**Text provided:**
++++++

On December 18th, Wolff had an email sent to his opt-in list with the subject line: Free Mongolian Barbeque for your friends. Recipients were asked to click to a form that allowed them to email gift certificates for free meals to up to three of their friends.

Wolff did not want to send the meal certificates immediately because while December 18th is a great time to capture gift-givers, it is not a great time to get folks to visit restaurants. He had the certificates sent out right after the holidays on January 9th. To avoid spam accusations, the email subject line clearly stated the first name and last name of the referring friend: Here is your free meal from [firstname lastname]. Plus referred email addresses were only added to the database for that one-time mailing. They would not receive any further unsolicited email from BD's whatsoever.

Recipients could click a button to join BD's email list and/or print out the email and bring it with them to get their free meal.

The creative team uses three tactics to make all of BD's email campaigns as effective as possible:

1. Every email is personalized
2. Every offer has a clearly marked deadline, usually a date about 15 days after the email is sent.
3. Graphics and colors used match the offline branding.

++++++

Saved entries
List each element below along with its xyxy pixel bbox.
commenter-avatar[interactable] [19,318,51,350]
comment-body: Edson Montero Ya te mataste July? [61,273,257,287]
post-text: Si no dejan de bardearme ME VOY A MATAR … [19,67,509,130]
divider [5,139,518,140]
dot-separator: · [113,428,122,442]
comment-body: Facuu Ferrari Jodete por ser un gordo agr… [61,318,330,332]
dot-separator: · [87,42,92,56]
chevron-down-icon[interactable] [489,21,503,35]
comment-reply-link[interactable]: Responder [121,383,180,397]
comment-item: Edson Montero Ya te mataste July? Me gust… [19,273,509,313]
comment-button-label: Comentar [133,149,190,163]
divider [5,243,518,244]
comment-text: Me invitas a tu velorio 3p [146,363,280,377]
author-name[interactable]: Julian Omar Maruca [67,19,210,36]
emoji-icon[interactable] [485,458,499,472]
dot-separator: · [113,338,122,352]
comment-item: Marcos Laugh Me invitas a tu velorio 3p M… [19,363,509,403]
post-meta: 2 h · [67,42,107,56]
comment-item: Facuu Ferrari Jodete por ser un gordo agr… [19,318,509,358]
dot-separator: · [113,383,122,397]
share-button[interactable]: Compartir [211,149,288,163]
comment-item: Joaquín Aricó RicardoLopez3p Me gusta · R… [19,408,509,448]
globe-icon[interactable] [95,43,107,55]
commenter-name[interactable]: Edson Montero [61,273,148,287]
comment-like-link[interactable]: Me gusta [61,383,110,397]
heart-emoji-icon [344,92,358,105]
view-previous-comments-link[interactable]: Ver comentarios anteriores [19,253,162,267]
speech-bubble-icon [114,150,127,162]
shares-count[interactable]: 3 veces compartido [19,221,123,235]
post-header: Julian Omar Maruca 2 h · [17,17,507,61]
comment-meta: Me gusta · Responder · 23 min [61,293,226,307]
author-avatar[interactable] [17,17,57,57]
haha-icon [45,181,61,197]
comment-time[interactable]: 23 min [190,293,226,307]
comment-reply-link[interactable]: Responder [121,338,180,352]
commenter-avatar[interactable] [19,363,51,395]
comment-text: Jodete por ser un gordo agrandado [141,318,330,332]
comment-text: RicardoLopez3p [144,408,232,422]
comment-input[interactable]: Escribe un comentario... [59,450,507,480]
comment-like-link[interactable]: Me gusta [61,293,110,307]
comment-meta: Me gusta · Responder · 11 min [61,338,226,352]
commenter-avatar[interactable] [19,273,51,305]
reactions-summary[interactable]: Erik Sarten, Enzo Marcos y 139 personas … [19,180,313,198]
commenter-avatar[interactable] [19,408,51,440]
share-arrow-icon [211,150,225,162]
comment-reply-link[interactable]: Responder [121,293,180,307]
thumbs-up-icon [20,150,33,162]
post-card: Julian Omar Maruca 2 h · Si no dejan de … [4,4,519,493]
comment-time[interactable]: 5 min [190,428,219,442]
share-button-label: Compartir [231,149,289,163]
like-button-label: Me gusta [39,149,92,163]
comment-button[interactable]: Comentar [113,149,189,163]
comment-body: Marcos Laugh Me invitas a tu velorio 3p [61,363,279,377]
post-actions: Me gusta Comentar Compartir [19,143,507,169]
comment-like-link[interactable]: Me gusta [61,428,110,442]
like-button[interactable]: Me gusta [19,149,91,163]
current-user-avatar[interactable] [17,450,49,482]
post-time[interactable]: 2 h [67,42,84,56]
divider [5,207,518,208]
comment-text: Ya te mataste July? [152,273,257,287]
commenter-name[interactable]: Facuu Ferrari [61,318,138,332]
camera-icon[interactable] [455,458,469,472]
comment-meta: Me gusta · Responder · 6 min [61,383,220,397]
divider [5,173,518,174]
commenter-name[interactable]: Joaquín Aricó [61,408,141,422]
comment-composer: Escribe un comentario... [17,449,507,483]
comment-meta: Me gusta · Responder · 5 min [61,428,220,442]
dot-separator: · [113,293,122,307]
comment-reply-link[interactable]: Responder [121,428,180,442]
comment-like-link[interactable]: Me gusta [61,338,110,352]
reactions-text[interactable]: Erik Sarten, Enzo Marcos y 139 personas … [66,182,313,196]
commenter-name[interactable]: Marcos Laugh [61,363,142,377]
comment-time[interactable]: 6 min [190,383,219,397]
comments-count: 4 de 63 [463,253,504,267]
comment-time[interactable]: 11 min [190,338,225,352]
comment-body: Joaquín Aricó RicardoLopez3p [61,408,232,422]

++++++

**Goal:** Please list the three tactics the creative team uses to make BD's email campaigns effective, according to the text about the Mongolian Barbeque email promotion.

**Reply:**
1. Every email is personalized.
2. Every offer has a clearly marked deadline, usually a date about 15 days after the email is sent.
3. Graphics and colors used match the offline branding.